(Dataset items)
"""
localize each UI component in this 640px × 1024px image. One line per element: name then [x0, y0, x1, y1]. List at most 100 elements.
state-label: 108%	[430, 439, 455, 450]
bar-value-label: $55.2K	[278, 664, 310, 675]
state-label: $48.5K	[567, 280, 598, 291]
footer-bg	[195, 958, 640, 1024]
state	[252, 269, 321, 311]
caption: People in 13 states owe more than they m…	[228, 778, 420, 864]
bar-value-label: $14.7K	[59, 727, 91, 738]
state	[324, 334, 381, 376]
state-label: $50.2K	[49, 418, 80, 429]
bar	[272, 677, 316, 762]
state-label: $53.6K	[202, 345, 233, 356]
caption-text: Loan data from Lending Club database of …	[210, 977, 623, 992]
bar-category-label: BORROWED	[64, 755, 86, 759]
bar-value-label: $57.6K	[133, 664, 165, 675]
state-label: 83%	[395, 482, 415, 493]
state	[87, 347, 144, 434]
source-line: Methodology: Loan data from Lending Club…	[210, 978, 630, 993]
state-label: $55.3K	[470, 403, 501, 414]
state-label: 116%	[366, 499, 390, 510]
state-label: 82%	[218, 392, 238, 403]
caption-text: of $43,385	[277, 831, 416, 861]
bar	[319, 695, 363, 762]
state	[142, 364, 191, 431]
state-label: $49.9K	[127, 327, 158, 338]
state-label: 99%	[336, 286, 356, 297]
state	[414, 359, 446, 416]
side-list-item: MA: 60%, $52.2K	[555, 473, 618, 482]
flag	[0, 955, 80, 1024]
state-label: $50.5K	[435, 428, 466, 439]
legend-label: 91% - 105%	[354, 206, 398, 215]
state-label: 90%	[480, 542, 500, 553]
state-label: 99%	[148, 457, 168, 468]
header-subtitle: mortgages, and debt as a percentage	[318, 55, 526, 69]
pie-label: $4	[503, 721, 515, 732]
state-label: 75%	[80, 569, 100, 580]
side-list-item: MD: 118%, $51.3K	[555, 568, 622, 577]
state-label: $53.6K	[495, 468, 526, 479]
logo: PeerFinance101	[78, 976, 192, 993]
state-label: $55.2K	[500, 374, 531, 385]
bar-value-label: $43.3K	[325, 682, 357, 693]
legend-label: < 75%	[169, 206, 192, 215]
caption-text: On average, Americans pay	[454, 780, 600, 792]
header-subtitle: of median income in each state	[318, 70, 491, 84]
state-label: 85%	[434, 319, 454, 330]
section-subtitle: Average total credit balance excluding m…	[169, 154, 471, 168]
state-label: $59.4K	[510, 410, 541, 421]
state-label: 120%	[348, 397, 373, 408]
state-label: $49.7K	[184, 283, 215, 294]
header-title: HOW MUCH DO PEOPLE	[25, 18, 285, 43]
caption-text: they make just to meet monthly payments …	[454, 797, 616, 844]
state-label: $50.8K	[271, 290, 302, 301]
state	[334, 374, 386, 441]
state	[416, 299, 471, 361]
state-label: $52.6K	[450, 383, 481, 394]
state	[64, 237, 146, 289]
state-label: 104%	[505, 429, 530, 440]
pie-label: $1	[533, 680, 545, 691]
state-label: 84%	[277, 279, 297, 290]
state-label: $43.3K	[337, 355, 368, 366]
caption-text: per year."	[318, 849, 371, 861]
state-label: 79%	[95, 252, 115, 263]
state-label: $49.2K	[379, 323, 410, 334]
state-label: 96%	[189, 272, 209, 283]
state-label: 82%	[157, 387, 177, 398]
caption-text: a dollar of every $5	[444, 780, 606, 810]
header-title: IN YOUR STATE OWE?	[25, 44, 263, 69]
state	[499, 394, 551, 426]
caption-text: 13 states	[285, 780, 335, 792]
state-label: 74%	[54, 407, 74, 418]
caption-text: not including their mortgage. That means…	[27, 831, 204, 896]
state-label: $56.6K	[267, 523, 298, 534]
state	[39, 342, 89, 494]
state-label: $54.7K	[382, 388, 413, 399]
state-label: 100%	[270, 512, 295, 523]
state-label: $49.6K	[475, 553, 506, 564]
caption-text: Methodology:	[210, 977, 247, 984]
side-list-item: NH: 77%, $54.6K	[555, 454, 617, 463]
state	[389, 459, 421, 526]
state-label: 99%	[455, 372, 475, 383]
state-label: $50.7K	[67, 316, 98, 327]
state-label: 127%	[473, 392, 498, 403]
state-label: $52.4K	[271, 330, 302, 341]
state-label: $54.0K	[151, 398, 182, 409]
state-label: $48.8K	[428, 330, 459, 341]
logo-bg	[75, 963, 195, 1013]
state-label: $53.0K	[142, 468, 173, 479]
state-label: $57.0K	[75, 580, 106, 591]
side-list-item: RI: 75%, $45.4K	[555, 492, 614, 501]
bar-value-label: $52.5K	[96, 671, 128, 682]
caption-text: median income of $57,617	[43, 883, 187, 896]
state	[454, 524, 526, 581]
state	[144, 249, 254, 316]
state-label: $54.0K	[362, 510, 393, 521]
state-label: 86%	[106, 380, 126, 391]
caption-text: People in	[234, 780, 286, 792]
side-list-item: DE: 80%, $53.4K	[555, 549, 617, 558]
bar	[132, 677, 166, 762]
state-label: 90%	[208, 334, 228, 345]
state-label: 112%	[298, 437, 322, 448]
"""
> Set problem
Copy every one of the items above, character for character, without changing anything.

> Answer to this task
localize each UI component in this 640px × 1024px image. One line per element: name then [x0, y0, x1, y1]. List at most 100 elements.
state-label: 108%	[430, 439, 455, 450]
bar-value-label: $55.2K	[278, 664, 310, 675]
state-label: $48.5K	[567, 280, 598, 291]
footer-bg	[195, 958, 640, 1024]
state	[252, 269, 321, 311]
caption: People in 13 states owe more than they m…	[228, 778, 420, 864]
bar-value-label: $14.7K	[59, 727, 91, 738]
state	[324, 334, 381, 376]
state-label: $50.2K	[49, 418, 80, 429]
bar	[272, 677, 316, 762]
state-label: $53.6K	[202, 345, 233, 356]
caption-text: Loan data from Lending Club database of …	[210, 977, 623, 992]
bar-category-label: BORROWED	[64, 755, 86, 759]
bar-value-label: $57.6K	[133, 664, 165, 675]
state-label: 83%	[395, 482, 415, 493]
state	[87, 347, 144, 434]
source-line: Methodology: Loan data from Lending Club…	[210, 978, 630, 993]
state-label: $55.3K	[470, 403, 501, 414]
state-label: 116%	[366, 499, 390, 510]
state-label: 82%	[218, 392, 238, 403]
caption-text: of $43,385	[277, 831, 416, 861]
bar	[319, 695, 363, 762]
state	[142, 364, 191, 431]
state-label: $49.9K	[127, 327, 158, 338]
state-label: 99%	[336, 286, 356, 297]
state	[414, 359, 446, 416]
side-list-item: MA: 60%, $52.2K	[555, 473, 618, 482]
flag	[0, 955, 80, 1024]
state-label: $50.5K	[435, 428, 466, 439]
legend-label: 91% - 105%	[354, 206, 398, 215]
state-label: 90%	[480, 542, 500, 553]
state-label: 99%	[148, 457, 168, 468]
header-subtitle: mortgages, and debt as a percentage	[318, 55, 526, 69]
pie-label: $4	[503, 721, 515, 732]
state-label: 75%	[80, 569, 100, 580]
side-list-item: MD: 118%, $51.3K	[555, 568, 622, 577]
state-label: $53.6K	[495, 468, 526, 479]
logo: PeerFinance101	[78, 976, 192, 993]
state-label: $55.2K	[500, 374, 531, 385]
bar-value-label: $43.3K	[325, 682, 357, 693]
legend-label: < 75%	[169, 206, 192, 215]
caption-text: On average, Americans pay	[454, 780, 600, 792]
header-subtitle: of median income in each state	[318, 70, 491, 84]
state-label: 85%	[434, 319, 454, 330]
section-subtitle: Average total credit balance excluding m…	[169, 154, 471, 168]
state-label: $59.4K	[510, 410, 541, 421]
state-label: 120%	[348, 397, 373, 408]
state-label: $49.7K	[184, 283, 215, 294]
header-title: HOW MUCH DO PEOPLE	[25, 18, 285, 43]
caption-text: they make just to meet monthly payments …	[454, 797, 616, 844]
state-label: $50.8K	[271, 290, 302, 301]
state	[334, 374, 386, 441]
state	[416, 299, 471, 361]
state-label: $52.6K	[450, 383, 481, 394]
state	[64, 237, 146, 289]
state-label: 104%	[505, 429, 530, 440]
pie-label: $1	[533, 680, 545, 691]
state-label: 84%	[277, 279, 297, 290]
state-label: $43.3K	[337, 355, 368, 366]
caption-text: per year."	[318, 849, 371, 861]
state-label: 79%	[95, 252, 115, 263]
state-label: $49.2K	[379, 323, 410, 334]
state-label: 96%	[189, 272, 209, 283]
state-label: 82%	[157, 387, 177, 398]
caption-text: a dollar of every $5	[444, 780, 606, 810]
header-title: IN YOUR STATE OWE?	[25, 44, 263, 69]
state	[499, 394, 551, 426]
caption-text: 13 states	[285, 780, 335, 792]
state-label: 74%	[54, 407, 74, 418]
caption-text: not including their mortgage. That means…	[27, 831, 204, 896]
state-label: $56.6K	[267, 523, 298, 534]
state	[39, 342, 89, 494]
state-label: $54.7K	[382, 388, 413, 399]
state-label: 100%	[270, 512, 295, 523]
state-label: $49.6K	[475, 553, 506, 564]
caption-text: Methodology:	[210, 977, 247, 984]
side-list-item: NH: 77%, $54.6K	[555, 454, 617, 463]
state	[389, 459, 421, 526]
state-label: 99%	[455, 372, 475, 383]
state-label: $50.7K	[67, 316, 98, 327]
state-label: 127%	[473, 392, 498, 403]
state-label: $52.4K	[271, 330, 302, 341]
state-label: $54.0K	[151, 398, 182, 409]
state-label: $48.8K	[428, 330, 459, 341]
logo-bg	[75, 963, 195, 1013]
state-label: $53.0K	[142, 468, 173, 479]
state-label: $57.0K	[75, 580, 106, 591]
side-list-item: RI: 75%, $45.4K	[555, 492, 614, 501]
bar-value-label: $52.5K	[96, 671, 128, 682]
caption-text: median income of $57,617	[43, 883, 187, 896]
state	[454, 524, 526, 581]
state	[144, 249, 254, 316]
state-label: $54.0K	[362, 510, 393, 521]
state-label: 86%	[106, 380, 126, 391]
caption-text: People in	[234, 780, 286, 792]
side-list-item: DE: 80%, $53.4K	[555, 549, 617, 558]
bar	[132, 677, 166, 762]
state-label: 90%	[208, 334, 228, 345]
state-label: 112%	[298, 437, 322, 448]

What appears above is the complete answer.